GIVEN TASK – Please count the lines below that contain the word "Shape", and reply with that number alone.
[Start EXCERPTED DATA]
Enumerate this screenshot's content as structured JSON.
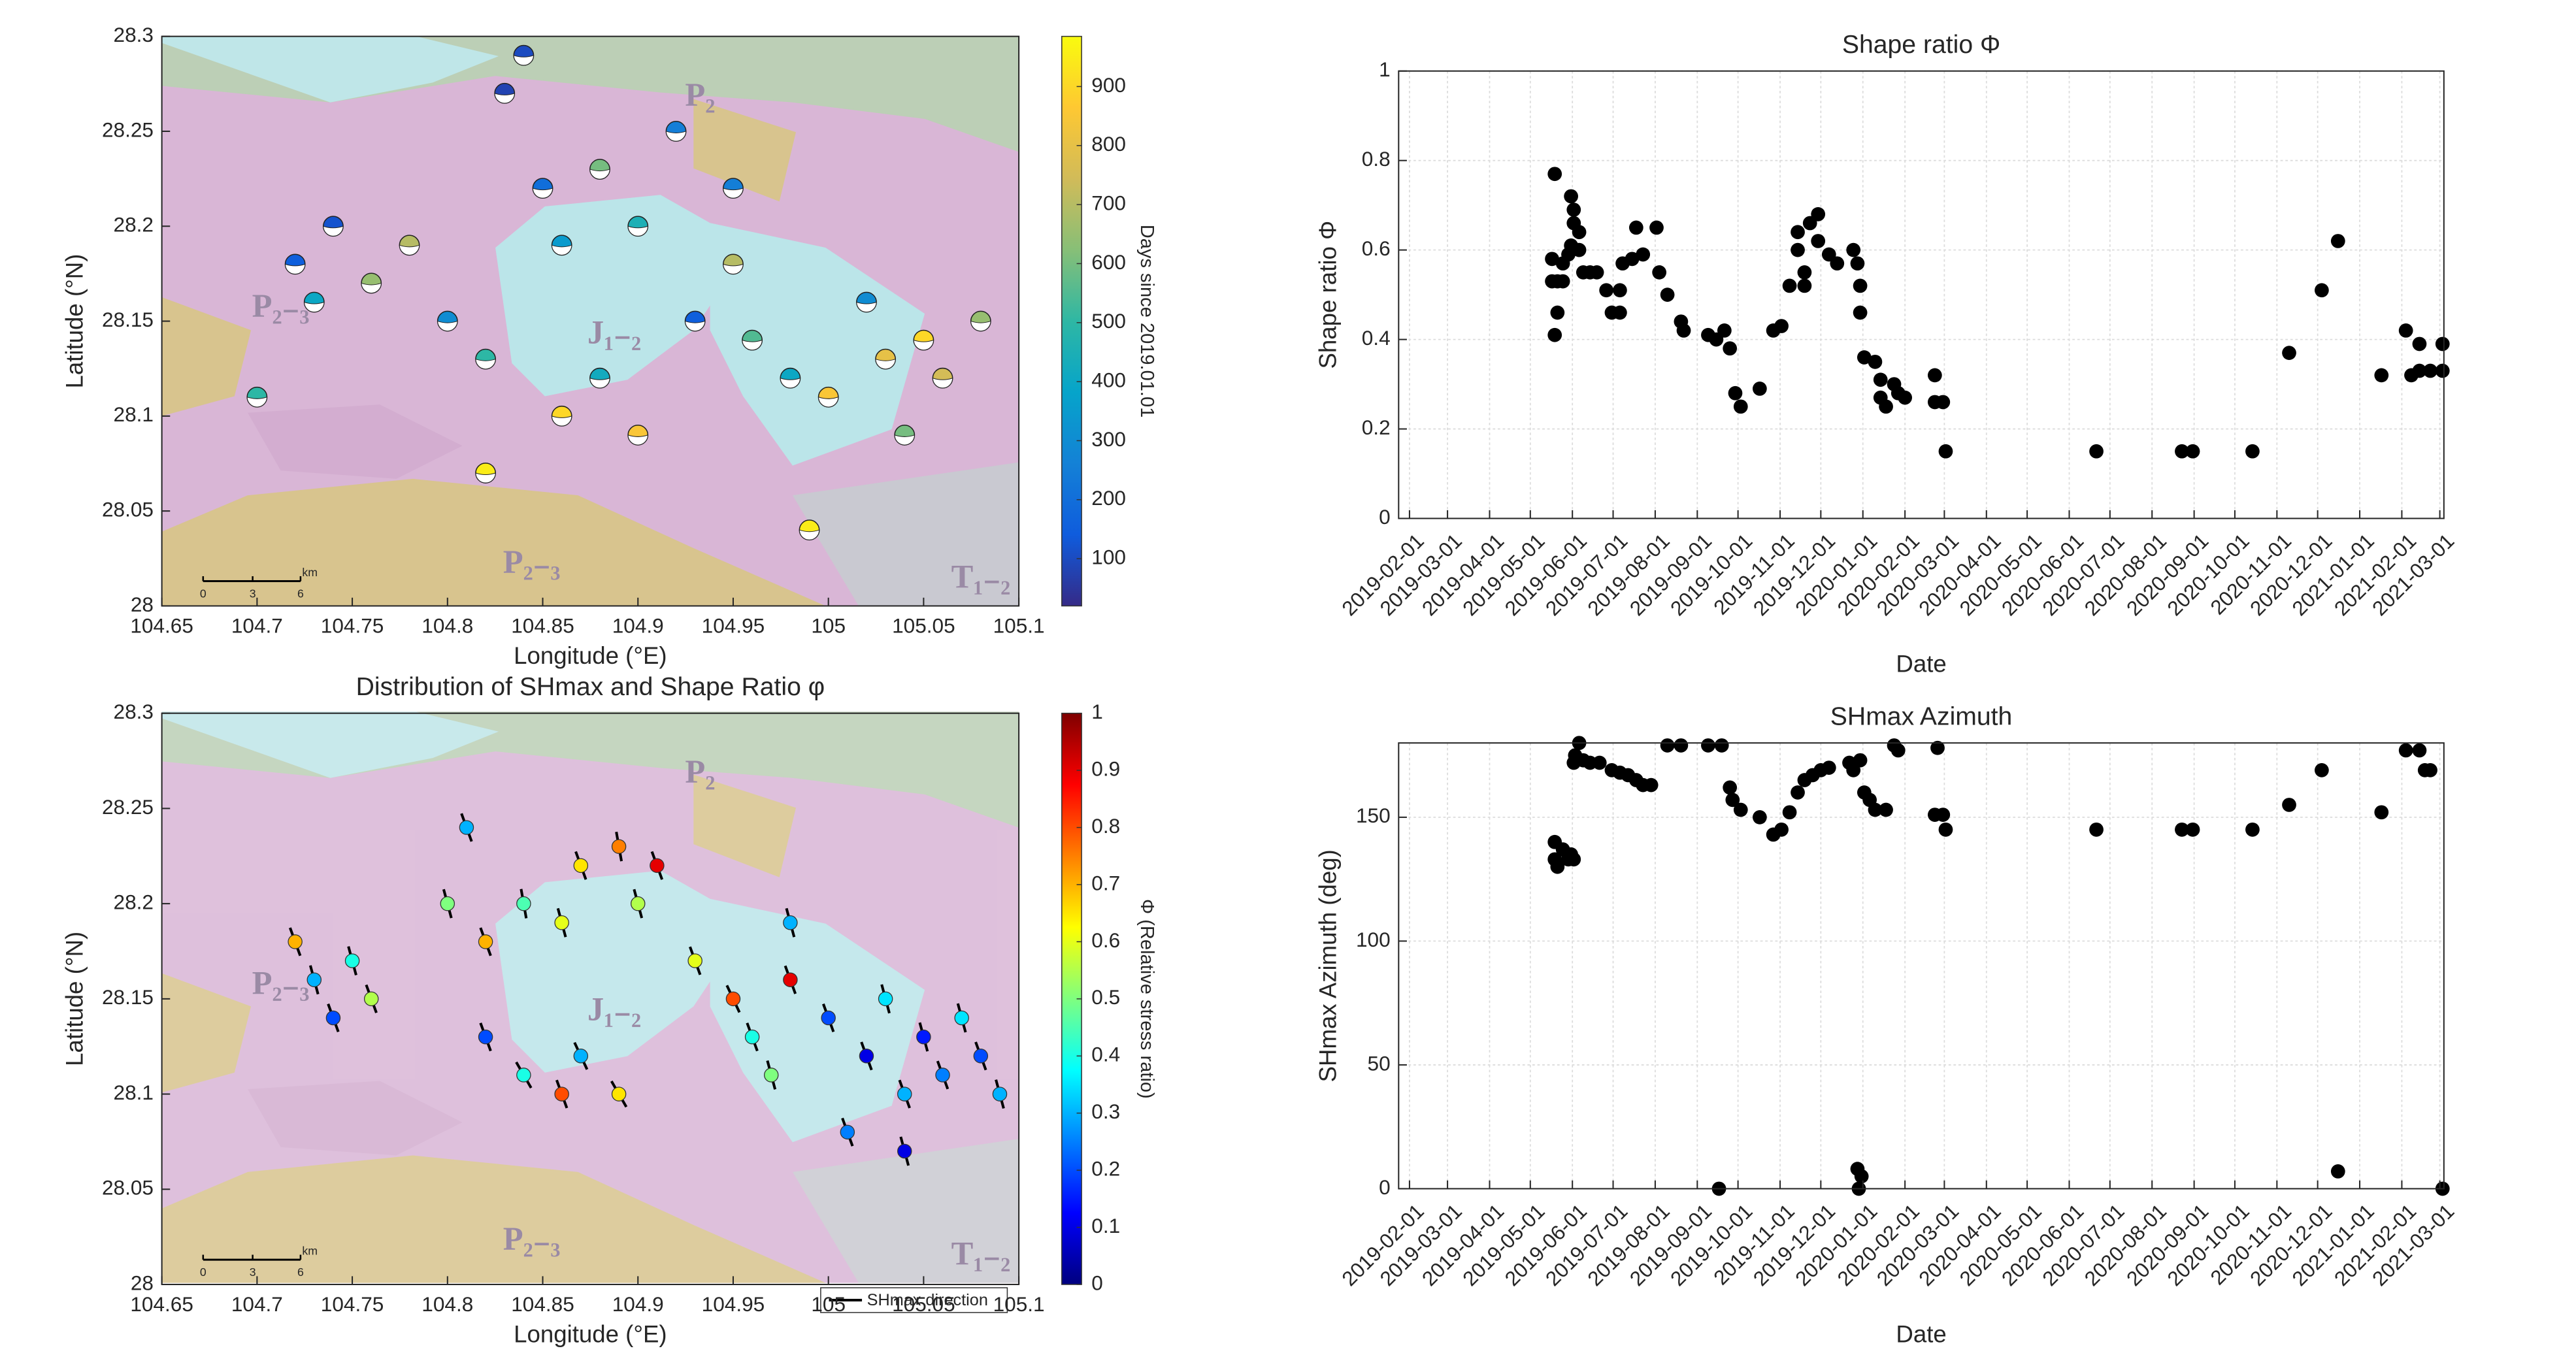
{
  "chart_data": [
    {
      "type": "map",
      "x_label": "Longitude (°E)",
      "y_label": "Latitude (°N)",
      "xlim": [
        104.65,
        105.1
      ],
      "xticks": [
        104.65,
        104.7,
        104.75,
        104.8,
        104.85,
        104.9,
        104.95,
        105,
        105.05,
        105.1
      ],
      "ylim": [
        28,
        28.3
      ],
      "yticks": [
        28,
        28.05,
        28.1,
        28.15,
        28.2,
        28.25,
        28.3
      ],
      "map_labels": [
        "P₂₋₃",
        "J₁₋₂",
        "P₂₋₃",
        "T₁₋₂",
        "P₂"
      ],
      "scale_bar": {
        "ticks": [
          0,
          3,
          6
        ],
        "unit": "km"
      },
      "x": [
        104.72,
        104.73,
        104.74,
        104.76,
        104.78,
        104.8,
        104.82,
        104.83,
        104.85,
        104.86,
        104.88,
        104.9,
        104.92,
        104.93,
        104.95,
        104.96,
        104.98,
        105,
        105.02,
        105.03,
        105.05,
        105.06,
        105.08,
        104.86,
        104.9,
        104.82,
        104.99,
        104.7,
        104.84,
        104.88,
        105.04,
        104.95
      ],
      "y": [
        28.18,
        28.16,
        28.2,
        28.17,
        28.19,
        28.15,
        28.13,
        28.27,
        28.22,
        28.19,
        28.23,
        28.2,
        28.25,
        28.15,
        28.18,
        28.14,
        28.12,
        28.11,
        28.16,
        28.13,
        28.14,
        28.12,
        28.15,
        28.1,
        28.09,
        28.07,
        28.04,
        28.11,
        28.29,
        28.12,
        28.09,
        28.22
      ],
      "c": [
        150,
        400,
        120,
        650,
        700,
        300,
        500,
        80,
        200,
        350,
        600,
        450,
        250,
        150,
        700,
        550,
        400,
        850,
        300,
        800,
        900,
        750,
        650,
        900,
        850,
        950,
        950,
        500,
        100,
        420,
        600,
        250
      ],
      "colorbar": {
        "label": "Days since 2019.01.01",
        "lim": [
          20,
          985
        ],
        "ticks": [
          100,
          200,
          300,
          400,
          500,
          600,
          700,
          800,
          900
        ],
        "colormap": [
          "#352a87",
          "#0f5cdd",
          "#1481d6",
          "#06a4ca",
          "#2eb7a4",
          "#87bf77",
          "#d1bb59",
          "#fec832",
          "#f9fb0e"
        ]
      }
    },
    {
      "type": "map",
      "title": "Distribution of SHmax and Shape Ratio φ",
      "x_label": "Longitude (°E)",
      "y_label": "Latitude (°N)",
      "xlim": [
        104.65,
        105.1
      ],
      "xticks": [
        104.65,
        104.7,
        104.75,
        104.8,
        104.85,
        104.9,
        104.95,
        105,
        105.05,
        105.1
      ],
      "ylim": [
        28,
        28.3
      ],
      "yticks": [
        28,
        28.05,
        28.1,
        28.15,
        28.2,
        28.25,
        28.3
      ],
      "map_labels": [
        "P₂₋₃",
        "J₁₋₂",
        "P₂₋₃",
        "T₁₋₂",
        "P₂"
      ],
      "scale_bar": {
        "ticks": [
          0,
          3,
          6
        ],
        "unit": "km"
      },
      "legend": "SHmax direction",
      "x": [
        104.72,
        104.73,
        104.74,
        104.75,
        104.76,
        104.81,
        104.8,
        104.82,
        104.84,
        104.86,
        104.87,
        104.89,
        104.91,
        104.9,
        104.82,
        104.84,
        104.86,
        104.87,
        104.89,
        104.93,
        104.95,
        104.96,
        104.97,
        104.98,
        104.98,
        105.0,
        105.02,
        105.03,
        105.04,
        105.05,
        105.06,
        105.07,
        105.08,
        105.09,
        105.01,
        105.04
      ],
      "y": [
        28.18,
        28.16,
        28.14,
        28.17,
        28.15,
        28.24,
        28.2,
        28.18,
        28.2,
        28.19,
        28.22,
        28.23,
        28.22,
        28.2,
        28.13,
        28.11,
        28.1,
        28.12,
        28.1,
        28.17,
        28.15,
        28.13,
        28.11,
        28.16,
        28.19,
        28.14,
        28.12,
        28.15,
        28.1,
        28.13,
        28.11,
        28.14,
        28.12,
        28.1,
        28.08,
        28.07
      ],
      "c": [
        0.7,
        0.3,
        0.2,
        0.4,
        0.55,
        0.3,
        0.5,
        0.7,
        0.45,
        0.6,
        0.65,
        0.75,
        0.9,
        0.55,
        0.2,
        0.4,
        0.8,
        0.3,
        0.65,
        0.6,
        0.8,
        0.4,
        0.5,
        0.9,
        0.3,
        0.2,
        0.1,
        0.35,
        0.3,
        0.15,
        0.25,
        0.35,
        0.2,
        0.3,
        0.25,
        0.1
      ],
      "azimuth": [
        160,
        165,
        160,
        165,
        160,
        160,
        165,
        160,
        170,
        165,
        160,
        170,
        160,
        165,
        160,
        150,
        160,
        155,
        150,
        160,
        155,
        160,
        165,
        160,
        165,
        160,
        160,
        165,
        160,
        165,
        160,
        165,
        160,
        165,
        160,
        165
      ],
      "colorbar": {
        "label": "Φ (Relative stress ratio)",
        "lim": [
          0,
          1
        ],
        "ticks": [
          0,
          0.1,
          0.2,
          0.3,
          0.4,
          0.5,
          0.6,
          0.7,
          0.8,
          0.9,
          1
        ],
        "colormap": [
          "#00007f",
          "#0000ff",
          "#007fff",
          "#00ffff",
          "#7fff7f",
          "#ffff00",
          "#ff7f00",
          "#ff0000",
          "#7f0000"
        ]
      }
    },
    {
      "type": "scatter",
      "title": "Shape ratio Φ",
      "x_label": "Date",
      "y_label": "Shape ratio Φ",
      "color": "#000000",
      "grid": true,
      "xlim": [
        "2019-01-24",
        "2021-03-04"
      ],
      "xticks": [
        "2019-02-01",
        "2019-03-01",
        "2019-04-01",
        "2019-05-01",
        "2019-06-01",
        "2019-07-01",
        "2019-08-01",
        "2019-09-01",
        "2019-10-01",
        "2019-11-01",
        "2019-12-01",
        "2020-01-01",
        "2020-02-01",
        "2020-03-01",
        "2020-04-01",
        "2020-05-01",
        "2020-06-01",
        "2020-07-01",
        "2020-08-01",
        "2020-09-01",
        "2020-10-01",
        "2020-11-01",
        "2020-12-01",
        "2021-01-01",
        "2021-02-01",
        "2021-03-01"
      ],
      "ylim": [
        0,
        1
      ],
      "yticks": [
        0,
        0.2,
        0.4,
        0.6,
        0.8,
        1
      ],
      "x": [
        "2019-05-17",
        "2019-05-17",
        "2019-05-19",
        "2019-05-19",
        "2019-05-21",
        "2019-05-21",
        "2019-05-25",
        "2019-05-25",
        "2019-05-29",
        "2019-05-31",
        "2019-05-31",
        "2019-06-02",
        "2019-06-02",
        "2019-06-06",
        "2019-06-06",
        "2019-06-09",
        "2019-06-14",
        "2019-06-19",
        "2019-06-26",
        "2019-06-30",
        "2019-07-06",
        "2019-07-06",
        "2019-07-08",
        "2019-07-15",
        "2019-07-18",
        "2019-07-23",
        "2019-08-02",
        "2019-08-04",
        "2019-08-10",
        "2019-08-20",
        "2019-08-22",
        "2019-09-09",
        "2019-09-15",
        "2019-09-21",
        "2019-09-25",
        "2019-09-29",
        "2019-10-03",
        "2019-10-17",
        "2019-10-27",
        "2019-11-02",
        "2019-11-08",
        "2019-11-14",
        "2019-11-14",
        "2019-11-19",
        "2019-11-19",
        "2019-11-23",
        "2019-11-29",
        "2019-11-29",
        "2019-12-07",
        "2019-12-13",
        "2019-12-25",
        "2019-12-28",
        "2019-12-30",
        "2019-12-30",
        "2020-01-02",
        "2020-01-10",
        "2020-01-14",
        "2020-01-14",
        "2020-01-18",
        "2020-01-24",
        "2020-01-27",
        "2020-02-01",
        "2020-02-23",
        "2020-02-23",
        "2020-02-29",
        "2020-03-02",
        "2020-06-21",
        "2020-08-23",
        "2020-08-31",
        "2020-10-14",
        "2020-11-10",
        "2020-12-04",
        "2020-12-16",
        "2021-01-17",
        "2021-02-04",
        "2021-02-08",
        "2021-02-14",
        "2021-02-14",
        "2021-02-22",
        "2021-03-03",
        "2021-03-03"
      ],
      "values": [
        0.58,
        0.53,
        0.77,
        0.41,
        0.46,
        0.53,
        0.53,
        0.57,
        0.59,
        0.72,
        0.61,
        0.69,
        0.66,
        0.64,
        0.6,
        0.55,
        0.55,
        0.55,
        0.51,
        0.46,
        0.46,
        0.51,
        0.57,
        0.58,
        0.65,
        0.59,
        0.65,
        0.55,
        0.5,
        0.44,
        0.42,
        0.41,
        0.4,
        0.42,
        0.38,
        0.28,
        0.25,
        0.29,
        0.42,
        0.43,
        0.52,
        0.64,
        0.6,
        0.55,
        0.52,
        0.66,
        0.68,
        0.62,
        0.59,
        0.57,
        0.6,
        0.57,
        0.52,
        0.46,
        0.36,
        0.35,
        0.31,
        0.27,
        0.25,
        0.3,
        0.28,
        0.27,
        0.32,
        0.26,
        0.26,
        0.15,
        0.15,
        0.15,
        0.15,
        0.15,
        0.37,
        0.51,
        0.62,
        0.32,
        0.42,
        0.32,
        0.39,
        0.33,
        0.33,
        0.33,
        0.39
      ]
    },
    {
      "type": "scatter",
      "title": "SHmax Azimuth",
      "x_label": "Date",
      "y_label": "SHmax Azimuth (deg)",
      "color": "#000000",
      "grid": true,
      "xlim": [
        "2019-01-24",
        "2021-03-04"
      ],
      "xticks": [
        "2019-02-01",
        "2019-03-01",
        "2019-04-01",
        "2019-05-01",
        "2019-06-01",
        "2019-07-01",
        "2019-08-01",
        "2019-09-01",
        "2019-10-01",
        "2019-11-01",
        "2019-12-01",
        "2020-01-01",
        "2020-02-01",
        "2020-03-01",
        "2020-04-01",
        "2020-05-01",
        "2020-06-01",
        "2020-07-01",
        "2020-08-01",
        "2020-09-01",
        "2020-10-01",
        "2020-11-01",
        "2020-12-01",
        "2021-01-01",
        "2021-02-01",
        "2021-03-01"
      ],
      "ylim": [
        0,
        180
      ],
      "yticks": [
        0,
        50,
        100,
        150
      ],
      "x": [
        "2019-05-19",
        "2019-05-19",
        "2019-05-21",
        "2019-05-25",
        "2019-05-29",
        "2019-05-29",
        "2019-05-31",
        "2019-06-02",
        "2019-06-02",
        "2019-06-03",
        "2019-06-06",
        "2019-06-09",
        "2019-06-14",
        "2019-06-21",
        "2019-06-30",
        "2019-07-06",
        "2019-07-12",
        "2019-07-18",
        "2019-07-23",
        "2019-07-29",
        "2019-08-10",
        "2019-08-20",
        "2019-09-09",
        "2019-09-17",
        "2019-09-19",
        "2019-09-25",
        "2019-09-27",
        "2019-10-03",
        "2019-10-17",
        "2019-10-27",
        "2019-11-02",
        "2019-11-08",
        "2019-11-14",
        "2019-11-19",
        "2019-11-25",
        "2019-12-01",
        "2019-12-07",
        "2019-12-22",
        "2019-12-25",
        "2019-12-28",
        "2019-12-29",
        "2019-12-30",
        "2019-12-31",
        "2020-01-02",
        "2020-01-06",
        "2020-01-10",
        "2020-01-18",
        "2020-01-24",
        "2020-01-27",
        "2020-02-23",
        "2020-02-25",
        "2020-02-29",
        "2020-03-02",
        "2020-06-21",
        "2020-08-23",
        "2020-08-31",
        "2020-10-14",
        "2020-11-10",
        "2020-12-04",
        "2020-12-16",
        "2021-01-17",
        "2021-02-04",
        "2021-02-14",
        "2021-02-18",
        "2021-02-22",
        "2021-03-03"
      ],
      "values": [
        140,
        133,
        130,
        137,
        133,
        135,
        135,
        172,
        133,
        175,
        180,
        173,
        172,
        172,
        169,
        168,
        167,
        165,
        163,
        163,
        179,
        179,
        179,
        0,
        179,
        162,
        157,
        153,
        150,
        143,
        145,
        152,
        160,
        165,
        167,
        169,
        170,
        172,
        169,
        8,
        0,
        173,
        5,
        160,
        157,
        153,
        153,
        179,
        177,
        151,
        178,
        151,
        145,
        145,
        145,
        145,
        145,
        155,
        169,
        7,
        152,
        177,
        177,
        169,
        169,
        0
      ]
    }
  ]
}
[End EXCERPTED DATA]
TASK OUTPUT – 3